Dataset records on visual material:
-*-*-

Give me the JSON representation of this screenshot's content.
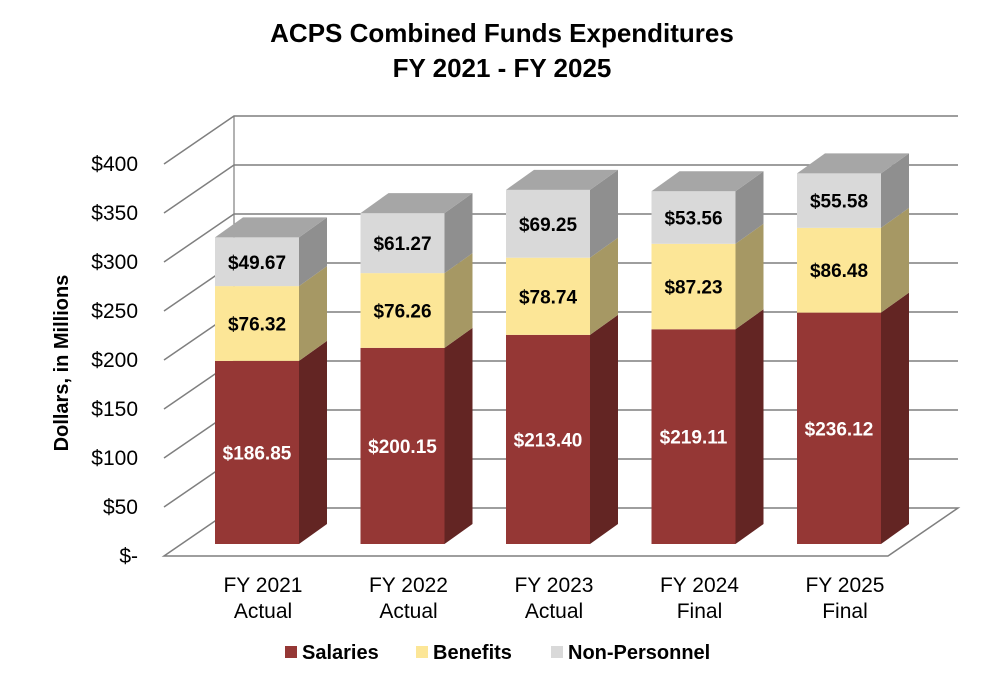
{
  "chart_data": {
    "type": "bar",
    "stacked": true,
    "three_d": true,
    "title": "ACPS Combined Funds Expenditures",
    "subtitle": "FY 2021 - FY 2025",
    "ylabel": "Dollars, in Millions",
    "xlabel": "",
    "ylim": [
      0,
      400
    ],
    "yticks": [
      0,
      50,
      100,
      150,
      200,
      250,
      300,
      350,
      400
    ],
    "ytick_labels": [
      "$-",
      "$50",
      "$100",
      "$150",
      "$200",
      "$250",
      "$300",
      "$350",
      "$400"
    ],
    "grid": true,
    "legend_position": "bottom",
    "categories": [
      [
        "FY 2021",
        "Actual"
      ],
      [
        "FY 2022",
        "Actual"
      ],
      [
        "FY 2023",
        "Actual"
      ],
      [
        "FY 2024",
        "Final"
      ],
      [
        "FY 2025",
        "Final"
      ]
    ],
    "series": [
      {
        "name": "Salaries",
        "color": "#953735",
        "side_color": "#632523",
        "top_color": "#7a2b29",
        "label_color": "#ffffff",
        "values": [
          186.85,
          200.15,
          213.4,
          219.11,
          236.12
        ],
        "labels": [
          "$186.85",
          "$200.15",
          "$213.40",
          "$219.11",
          "$236.12"
        ]
      },
      {
        "name": "Benefits",
        "color": "#fce697",
        "side_color": "#a69864",
        "top_color": "#d6c480",
        "label_color": "#000000",
        "values": [
          76.32,
          76.26,
          78.74,
          87.23,
          86.48
        ],
        "labels": [
          "$76.32",
          "$76.26",
          "$78.74",
          "$87.23",
          "$86.48"
        ]
      },
      {
        "name": "Non-Personnel",
        "color": "#d9d9d9",
        "side_color": "#8f8f8f",
        "top_color": "#a6a6a6",
        "label_color": "#000000",
        "values": [
          49.67,
          61.27,
          69.25,
          53.56,
          55.58
        ],
        "labels": [
          "$49.67",
          "$61.27",
          "$69.25",
          "$53.56",
          "$55.58"
        ]
      }
    ]
  }
}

-*-*-

Are you able to set down all the lines above exactly, without any pictures?

> **The output**:
Give me the JSON representation of this screenshot's content.
{
  "chart_data": {
    "type": "bar",
    "stacked": true,
    "three_d": true,
    "title": "ACPS Combined Funds Expenditures",
    "subtitle": "FY 2021 - FY 2025",
    "ylabel": "Dollars, in Millions",
    "xlabel": "",
    "ylim": [
      0,
      400
    ],
    "yticks": [
      0,
      50,
      100,
      150,
      200,
      250,
      300,
      350,
      400
    ],
    "ytick_labels": [
      "$-",
      "$50",
      "$100",
      "$150",
      "$200",
      "$250",
      "$300",
      "$350",
      "$400"
    ],
    "grid": true,
    "legend_position": "bottom",
    "categories": [
      [
        "FY 2021",
        "Actual"
      ],
      [
        "FY 2022",
        "Actual"
      ],
      [
        "FY 2023",
        "Actual"
      ],
      [
        "FY 2024",
        "Final"
      ],
      [
        "FY 2025",
        "Final"
      ]
    ],
    "series": [
      {
        "name": "Salaries",
        "color": "#953735",
        "side_color": "#632523",
        "top_color": "#7a2b29",
        "label_color": "#ffffff",
        "values": [
          186.85,
          200.15,
          213.4,
          219.11,
          236.12
        ],
        "labels": [
          "$186.85",
          "$200.15",
          "$213.40",
          "$219.11",
          "$236.12"
        ]
      },
      {
        "name": "Benefits",
        "color": "#fce697",
        "side_color": "#a69864",
        "top_color": "#d6c480",
        "label_color": "#000000",
        "values": [
          76.32,
          76.26,
          78.74,
          87.23,
          86.48
        ],
        "labels": [
          "$76.32",
          "$76.26",
          "$78.74",
          "$87.23",
          "$86.48"
        ]
      },
      {
        "name": "Non-Personnel",
        "color": "#d9d9d9",
        "side_color": "#8f8f8f",
        "top_color": "#a6a6a6",
        "label_color": "#000000",
        "values": [
          49.67,
          61.27,
          69.25,
          53.56,
          55.58
        ],
        "labels": [
          "$49.67",
          "$61.27",
          "$69.25",
          "$53.56",
          "$55.58"
        ]
      }
    ]
  }
}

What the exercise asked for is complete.